▶ [WHAT TO WORK ON] Extract each line of the records below that contains the word "text".

▶ [INPUT MATERIAL]
----------------------------------------
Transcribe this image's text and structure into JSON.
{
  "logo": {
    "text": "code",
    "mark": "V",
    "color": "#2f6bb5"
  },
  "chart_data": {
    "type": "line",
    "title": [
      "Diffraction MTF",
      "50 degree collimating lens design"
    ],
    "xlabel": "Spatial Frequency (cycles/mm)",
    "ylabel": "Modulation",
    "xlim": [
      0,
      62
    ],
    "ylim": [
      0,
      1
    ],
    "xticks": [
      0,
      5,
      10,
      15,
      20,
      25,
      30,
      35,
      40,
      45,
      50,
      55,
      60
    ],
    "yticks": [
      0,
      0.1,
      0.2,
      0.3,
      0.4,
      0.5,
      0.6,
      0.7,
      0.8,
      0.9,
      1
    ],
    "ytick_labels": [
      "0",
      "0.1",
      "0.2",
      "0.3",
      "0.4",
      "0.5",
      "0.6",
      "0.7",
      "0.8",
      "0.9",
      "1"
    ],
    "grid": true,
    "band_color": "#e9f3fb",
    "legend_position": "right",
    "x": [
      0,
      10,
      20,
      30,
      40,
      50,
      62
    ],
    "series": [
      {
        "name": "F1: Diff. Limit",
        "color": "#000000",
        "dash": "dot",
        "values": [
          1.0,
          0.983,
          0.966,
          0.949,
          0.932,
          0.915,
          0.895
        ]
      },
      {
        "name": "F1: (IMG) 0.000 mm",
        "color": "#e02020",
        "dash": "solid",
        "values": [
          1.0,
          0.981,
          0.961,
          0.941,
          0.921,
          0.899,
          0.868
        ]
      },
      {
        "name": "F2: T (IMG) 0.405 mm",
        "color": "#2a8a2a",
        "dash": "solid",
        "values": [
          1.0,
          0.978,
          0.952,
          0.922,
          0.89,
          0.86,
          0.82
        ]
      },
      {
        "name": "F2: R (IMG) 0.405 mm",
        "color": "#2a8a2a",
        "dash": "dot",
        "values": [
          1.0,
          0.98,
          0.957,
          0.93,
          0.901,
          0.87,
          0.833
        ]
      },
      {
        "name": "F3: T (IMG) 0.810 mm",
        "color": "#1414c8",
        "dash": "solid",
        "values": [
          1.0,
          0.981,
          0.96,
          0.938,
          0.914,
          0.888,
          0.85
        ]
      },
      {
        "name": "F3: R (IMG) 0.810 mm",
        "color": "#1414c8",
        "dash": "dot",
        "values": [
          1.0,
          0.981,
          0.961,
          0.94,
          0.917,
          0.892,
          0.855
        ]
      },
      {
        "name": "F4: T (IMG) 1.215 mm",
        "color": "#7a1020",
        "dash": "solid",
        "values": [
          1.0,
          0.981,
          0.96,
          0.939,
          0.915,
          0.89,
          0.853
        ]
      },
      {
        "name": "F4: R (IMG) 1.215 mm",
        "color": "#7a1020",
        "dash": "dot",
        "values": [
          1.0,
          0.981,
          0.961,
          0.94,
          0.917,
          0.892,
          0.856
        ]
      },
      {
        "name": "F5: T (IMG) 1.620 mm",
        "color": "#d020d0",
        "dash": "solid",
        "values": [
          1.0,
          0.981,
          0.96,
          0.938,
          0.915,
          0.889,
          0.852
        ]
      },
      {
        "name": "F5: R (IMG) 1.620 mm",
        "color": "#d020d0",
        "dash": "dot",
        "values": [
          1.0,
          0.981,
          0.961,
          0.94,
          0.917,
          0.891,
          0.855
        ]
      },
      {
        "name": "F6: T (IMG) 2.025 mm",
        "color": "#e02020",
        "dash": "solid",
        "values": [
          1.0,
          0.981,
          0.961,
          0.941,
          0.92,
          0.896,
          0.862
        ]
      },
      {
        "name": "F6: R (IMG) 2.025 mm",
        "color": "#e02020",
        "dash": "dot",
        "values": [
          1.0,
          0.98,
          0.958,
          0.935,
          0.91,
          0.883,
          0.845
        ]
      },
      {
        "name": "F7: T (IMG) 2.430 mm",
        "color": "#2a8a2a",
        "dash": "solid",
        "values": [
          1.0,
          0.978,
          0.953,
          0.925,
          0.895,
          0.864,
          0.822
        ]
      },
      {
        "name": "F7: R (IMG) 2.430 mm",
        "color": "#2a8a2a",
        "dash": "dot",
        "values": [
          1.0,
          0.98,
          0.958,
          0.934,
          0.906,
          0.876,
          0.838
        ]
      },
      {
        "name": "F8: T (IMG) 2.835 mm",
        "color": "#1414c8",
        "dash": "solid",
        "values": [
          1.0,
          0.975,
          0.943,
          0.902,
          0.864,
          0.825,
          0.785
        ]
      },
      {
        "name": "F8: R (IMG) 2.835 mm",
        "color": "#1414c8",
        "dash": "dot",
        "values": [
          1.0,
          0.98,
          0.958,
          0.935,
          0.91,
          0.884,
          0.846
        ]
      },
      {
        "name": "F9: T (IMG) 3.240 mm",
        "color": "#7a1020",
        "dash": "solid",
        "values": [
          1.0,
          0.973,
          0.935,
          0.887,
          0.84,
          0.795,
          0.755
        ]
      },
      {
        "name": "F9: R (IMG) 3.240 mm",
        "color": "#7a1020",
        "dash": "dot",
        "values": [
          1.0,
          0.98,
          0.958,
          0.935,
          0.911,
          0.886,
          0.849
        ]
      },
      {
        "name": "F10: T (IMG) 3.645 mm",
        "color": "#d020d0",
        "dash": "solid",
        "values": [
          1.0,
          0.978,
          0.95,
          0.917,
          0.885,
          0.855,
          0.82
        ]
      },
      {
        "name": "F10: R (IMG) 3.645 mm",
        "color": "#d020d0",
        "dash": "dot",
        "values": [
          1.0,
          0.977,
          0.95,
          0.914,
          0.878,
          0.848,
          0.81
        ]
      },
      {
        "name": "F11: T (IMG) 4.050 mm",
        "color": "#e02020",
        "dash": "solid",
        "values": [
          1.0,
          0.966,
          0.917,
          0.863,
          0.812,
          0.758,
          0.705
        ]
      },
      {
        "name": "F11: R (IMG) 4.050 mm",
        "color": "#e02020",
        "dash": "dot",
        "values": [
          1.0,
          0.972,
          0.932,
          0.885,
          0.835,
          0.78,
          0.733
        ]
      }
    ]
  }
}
----------------------------------------
▶ [THE COMPLETED TASK]
Transcribe this image's text and structure into JSON.
    "text": "code",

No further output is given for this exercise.